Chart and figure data
########

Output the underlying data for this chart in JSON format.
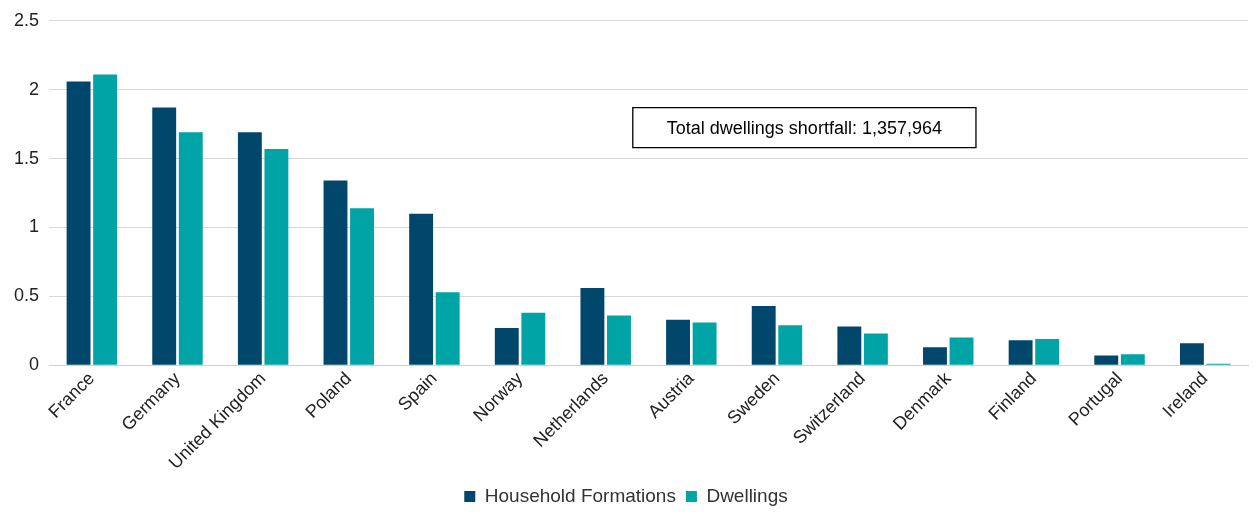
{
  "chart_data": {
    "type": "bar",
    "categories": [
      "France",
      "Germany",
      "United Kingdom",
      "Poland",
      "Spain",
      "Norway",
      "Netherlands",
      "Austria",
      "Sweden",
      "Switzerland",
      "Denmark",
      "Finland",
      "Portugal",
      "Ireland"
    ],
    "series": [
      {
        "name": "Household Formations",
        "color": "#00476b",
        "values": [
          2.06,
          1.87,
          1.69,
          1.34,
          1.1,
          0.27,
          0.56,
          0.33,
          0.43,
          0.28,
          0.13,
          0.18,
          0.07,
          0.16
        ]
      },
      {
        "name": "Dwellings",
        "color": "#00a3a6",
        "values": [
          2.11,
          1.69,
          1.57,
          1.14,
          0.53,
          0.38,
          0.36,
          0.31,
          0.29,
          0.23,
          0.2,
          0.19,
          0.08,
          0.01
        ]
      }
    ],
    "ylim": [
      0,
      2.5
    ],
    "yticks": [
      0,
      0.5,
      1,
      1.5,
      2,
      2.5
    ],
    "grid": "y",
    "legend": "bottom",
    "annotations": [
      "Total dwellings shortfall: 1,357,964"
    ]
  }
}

########

### [DIRECTION]
Copy every line that includes the string "name" from the material above.

### [FULL OUTPUT]
        "name": "Household Formations",
        "name": "Dwellings",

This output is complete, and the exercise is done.